## begin Provided data

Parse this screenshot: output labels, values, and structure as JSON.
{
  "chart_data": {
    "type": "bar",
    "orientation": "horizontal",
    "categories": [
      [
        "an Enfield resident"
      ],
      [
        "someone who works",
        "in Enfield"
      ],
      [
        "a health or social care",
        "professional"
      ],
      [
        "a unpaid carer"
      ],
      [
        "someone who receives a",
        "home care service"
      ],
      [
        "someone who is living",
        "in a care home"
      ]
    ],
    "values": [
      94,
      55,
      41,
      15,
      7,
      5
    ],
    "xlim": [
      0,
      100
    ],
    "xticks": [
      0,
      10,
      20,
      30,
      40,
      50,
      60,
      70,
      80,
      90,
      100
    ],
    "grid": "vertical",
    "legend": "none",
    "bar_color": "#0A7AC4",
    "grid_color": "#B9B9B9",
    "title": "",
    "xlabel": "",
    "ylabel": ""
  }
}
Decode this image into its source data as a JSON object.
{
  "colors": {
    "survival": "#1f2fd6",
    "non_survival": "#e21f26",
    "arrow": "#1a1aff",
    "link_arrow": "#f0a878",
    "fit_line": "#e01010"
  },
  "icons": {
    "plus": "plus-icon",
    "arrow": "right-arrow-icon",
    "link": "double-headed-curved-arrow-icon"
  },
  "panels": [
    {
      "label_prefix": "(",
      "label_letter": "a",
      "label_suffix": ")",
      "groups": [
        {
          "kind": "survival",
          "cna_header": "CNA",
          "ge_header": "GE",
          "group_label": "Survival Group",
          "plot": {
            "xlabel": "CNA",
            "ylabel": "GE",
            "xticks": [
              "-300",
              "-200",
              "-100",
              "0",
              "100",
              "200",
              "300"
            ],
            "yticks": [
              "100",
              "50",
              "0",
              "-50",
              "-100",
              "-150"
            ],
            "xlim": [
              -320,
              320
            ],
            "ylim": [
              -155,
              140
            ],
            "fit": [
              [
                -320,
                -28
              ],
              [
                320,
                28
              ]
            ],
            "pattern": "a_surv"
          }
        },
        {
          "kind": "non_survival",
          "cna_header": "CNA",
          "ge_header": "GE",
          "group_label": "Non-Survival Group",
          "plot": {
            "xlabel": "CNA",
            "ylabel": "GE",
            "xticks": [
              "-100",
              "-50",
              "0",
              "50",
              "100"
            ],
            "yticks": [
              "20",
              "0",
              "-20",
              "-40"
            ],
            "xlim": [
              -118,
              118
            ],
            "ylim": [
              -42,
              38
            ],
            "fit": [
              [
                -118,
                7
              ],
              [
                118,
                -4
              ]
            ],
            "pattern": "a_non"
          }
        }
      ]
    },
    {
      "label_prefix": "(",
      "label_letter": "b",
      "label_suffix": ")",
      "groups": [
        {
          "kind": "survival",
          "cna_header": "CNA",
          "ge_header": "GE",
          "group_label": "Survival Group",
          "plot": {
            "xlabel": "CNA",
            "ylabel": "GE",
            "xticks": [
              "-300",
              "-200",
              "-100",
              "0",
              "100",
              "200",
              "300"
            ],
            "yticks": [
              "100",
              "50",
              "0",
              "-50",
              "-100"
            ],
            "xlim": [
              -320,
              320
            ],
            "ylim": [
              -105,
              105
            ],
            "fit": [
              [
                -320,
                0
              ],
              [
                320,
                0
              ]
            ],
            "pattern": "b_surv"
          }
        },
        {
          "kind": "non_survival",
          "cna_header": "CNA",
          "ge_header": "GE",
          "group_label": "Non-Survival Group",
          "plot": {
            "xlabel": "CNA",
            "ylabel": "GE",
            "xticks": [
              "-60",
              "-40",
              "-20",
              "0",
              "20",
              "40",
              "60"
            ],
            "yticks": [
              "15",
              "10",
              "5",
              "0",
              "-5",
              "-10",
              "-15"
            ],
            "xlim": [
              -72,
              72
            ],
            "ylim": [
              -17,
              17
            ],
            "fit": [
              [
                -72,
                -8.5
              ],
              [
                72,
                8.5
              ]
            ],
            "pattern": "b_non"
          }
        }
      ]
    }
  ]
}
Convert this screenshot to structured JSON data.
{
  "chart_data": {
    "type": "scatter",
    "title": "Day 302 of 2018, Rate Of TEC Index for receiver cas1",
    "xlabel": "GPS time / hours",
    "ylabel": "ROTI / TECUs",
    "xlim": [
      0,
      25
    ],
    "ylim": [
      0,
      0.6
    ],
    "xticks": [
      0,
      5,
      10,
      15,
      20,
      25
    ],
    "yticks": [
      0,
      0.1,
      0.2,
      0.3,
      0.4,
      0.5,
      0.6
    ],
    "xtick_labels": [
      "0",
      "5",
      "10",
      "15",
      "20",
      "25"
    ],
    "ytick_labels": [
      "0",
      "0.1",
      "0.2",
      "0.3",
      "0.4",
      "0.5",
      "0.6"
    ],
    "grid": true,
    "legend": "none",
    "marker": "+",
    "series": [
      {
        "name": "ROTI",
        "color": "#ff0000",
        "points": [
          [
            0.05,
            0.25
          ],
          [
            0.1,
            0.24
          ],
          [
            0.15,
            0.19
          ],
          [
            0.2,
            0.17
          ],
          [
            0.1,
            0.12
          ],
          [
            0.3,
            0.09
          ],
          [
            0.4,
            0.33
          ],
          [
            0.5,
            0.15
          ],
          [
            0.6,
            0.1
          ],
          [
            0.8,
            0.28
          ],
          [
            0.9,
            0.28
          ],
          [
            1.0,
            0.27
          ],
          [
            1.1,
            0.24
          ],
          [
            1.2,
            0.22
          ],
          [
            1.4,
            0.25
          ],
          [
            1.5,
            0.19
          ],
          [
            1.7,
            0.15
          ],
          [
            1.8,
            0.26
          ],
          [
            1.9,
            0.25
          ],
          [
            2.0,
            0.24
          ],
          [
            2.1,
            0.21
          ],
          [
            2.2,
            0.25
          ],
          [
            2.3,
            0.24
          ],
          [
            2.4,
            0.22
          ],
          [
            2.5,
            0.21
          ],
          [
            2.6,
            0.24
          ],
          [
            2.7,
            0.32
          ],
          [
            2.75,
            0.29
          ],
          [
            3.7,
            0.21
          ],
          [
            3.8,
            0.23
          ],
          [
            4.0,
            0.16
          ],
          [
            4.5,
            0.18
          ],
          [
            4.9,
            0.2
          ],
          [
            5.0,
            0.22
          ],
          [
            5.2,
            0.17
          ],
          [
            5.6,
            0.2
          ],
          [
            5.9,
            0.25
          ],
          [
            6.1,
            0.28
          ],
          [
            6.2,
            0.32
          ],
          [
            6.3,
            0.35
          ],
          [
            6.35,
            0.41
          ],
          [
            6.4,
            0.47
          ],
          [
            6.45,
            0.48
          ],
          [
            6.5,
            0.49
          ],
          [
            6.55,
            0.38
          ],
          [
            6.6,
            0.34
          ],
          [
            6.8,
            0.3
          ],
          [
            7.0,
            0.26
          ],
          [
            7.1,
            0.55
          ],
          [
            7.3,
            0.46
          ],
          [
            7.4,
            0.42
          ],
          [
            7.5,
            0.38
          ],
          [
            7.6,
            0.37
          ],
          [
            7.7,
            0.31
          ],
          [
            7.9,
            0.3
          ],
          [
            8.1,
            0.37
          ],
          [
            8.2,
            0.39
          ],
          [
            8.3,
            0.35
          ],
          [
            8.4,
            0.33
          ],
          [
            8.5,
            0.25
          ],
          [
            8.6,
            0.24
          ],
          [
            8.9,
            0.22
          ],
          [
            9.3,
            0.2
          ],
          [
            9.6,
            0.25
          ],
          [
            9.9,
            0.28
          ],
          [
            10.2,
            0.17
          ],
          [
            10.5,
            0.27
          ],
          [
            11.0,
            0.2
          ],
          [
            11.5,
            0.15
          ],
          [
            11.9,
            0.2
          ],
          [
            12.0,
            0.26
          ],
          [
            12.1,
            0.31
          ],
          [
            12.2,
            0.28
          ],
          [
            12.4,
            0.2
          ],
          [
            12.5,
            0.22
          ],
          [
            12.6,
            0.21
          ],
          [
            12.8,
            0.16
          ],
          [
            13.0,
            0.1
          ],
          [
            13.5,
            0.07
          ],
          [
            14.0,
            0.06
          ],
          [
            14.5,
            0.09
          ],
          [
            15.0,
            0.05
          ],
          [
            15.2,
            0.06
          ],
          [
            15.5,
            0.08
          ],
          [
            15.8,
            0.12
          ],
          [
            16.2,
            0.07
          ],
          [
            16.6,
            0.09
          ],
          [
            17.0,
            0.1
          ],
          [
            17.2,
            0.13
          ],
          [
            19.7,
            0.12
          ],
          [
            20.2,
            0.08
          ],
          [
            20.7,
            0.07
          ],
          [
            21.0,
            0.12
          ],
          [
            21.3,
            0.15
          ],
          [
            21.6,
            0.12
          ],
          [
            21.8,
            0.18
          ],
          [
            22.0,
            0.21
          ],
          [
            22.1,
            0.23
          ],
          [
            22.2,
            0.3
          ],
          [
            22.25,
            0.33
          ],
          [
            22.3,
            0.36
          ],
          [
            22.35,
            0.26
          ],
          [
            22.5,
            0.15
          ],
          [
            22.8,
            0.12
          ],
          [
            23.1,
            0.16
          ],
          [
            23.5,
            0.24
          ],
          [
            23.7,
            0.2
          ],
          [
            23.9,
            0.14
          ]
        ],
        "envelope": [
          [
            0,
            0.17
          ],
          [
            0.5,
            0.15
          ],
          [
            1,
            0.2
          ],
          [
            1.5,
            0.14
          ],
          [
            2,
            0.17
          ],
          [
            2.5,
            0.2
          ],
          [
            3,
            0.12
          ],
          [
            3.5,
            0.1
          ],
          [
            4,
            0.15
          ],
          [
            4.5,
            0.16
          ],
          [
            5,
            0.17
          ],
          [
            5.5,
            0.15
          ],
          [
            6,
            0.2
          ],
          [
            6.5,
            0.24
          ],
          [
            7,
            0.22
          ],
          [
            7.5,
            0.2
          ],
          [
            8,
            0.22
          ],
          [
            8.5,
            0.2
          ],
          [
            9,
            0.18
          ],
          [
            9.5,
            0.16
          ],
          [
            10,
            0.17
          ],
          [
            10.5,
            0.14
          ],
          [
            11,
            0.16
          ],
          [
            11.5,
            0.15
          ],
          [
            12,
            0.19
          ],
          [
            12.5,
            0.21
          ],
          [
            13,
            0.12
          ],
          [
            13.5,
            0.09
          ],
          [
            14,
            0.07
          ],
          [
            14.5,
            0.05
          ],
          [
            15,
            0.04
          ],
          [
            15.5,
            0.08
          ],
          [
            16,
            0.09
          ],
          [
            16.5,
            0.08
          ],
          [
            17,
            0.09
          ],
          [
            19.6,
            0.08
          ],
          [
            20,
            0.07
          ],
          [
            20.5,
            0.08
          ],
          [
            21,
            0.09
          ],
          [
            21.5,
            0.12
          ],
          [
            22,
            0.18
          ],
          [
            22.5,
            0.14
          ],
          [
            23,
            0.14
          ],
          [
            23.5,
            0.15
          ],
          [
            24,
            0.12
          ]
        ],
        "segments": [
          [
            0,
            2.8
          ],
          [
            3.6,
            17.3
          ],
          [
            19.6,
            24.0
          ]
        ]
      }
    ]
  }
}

## end Provided data

[Task directions]
Find all lines with "someone" in them and copy each one.

[Exercise solution]
        "someone who works",
        "someone who receives a",
        "someone who is living",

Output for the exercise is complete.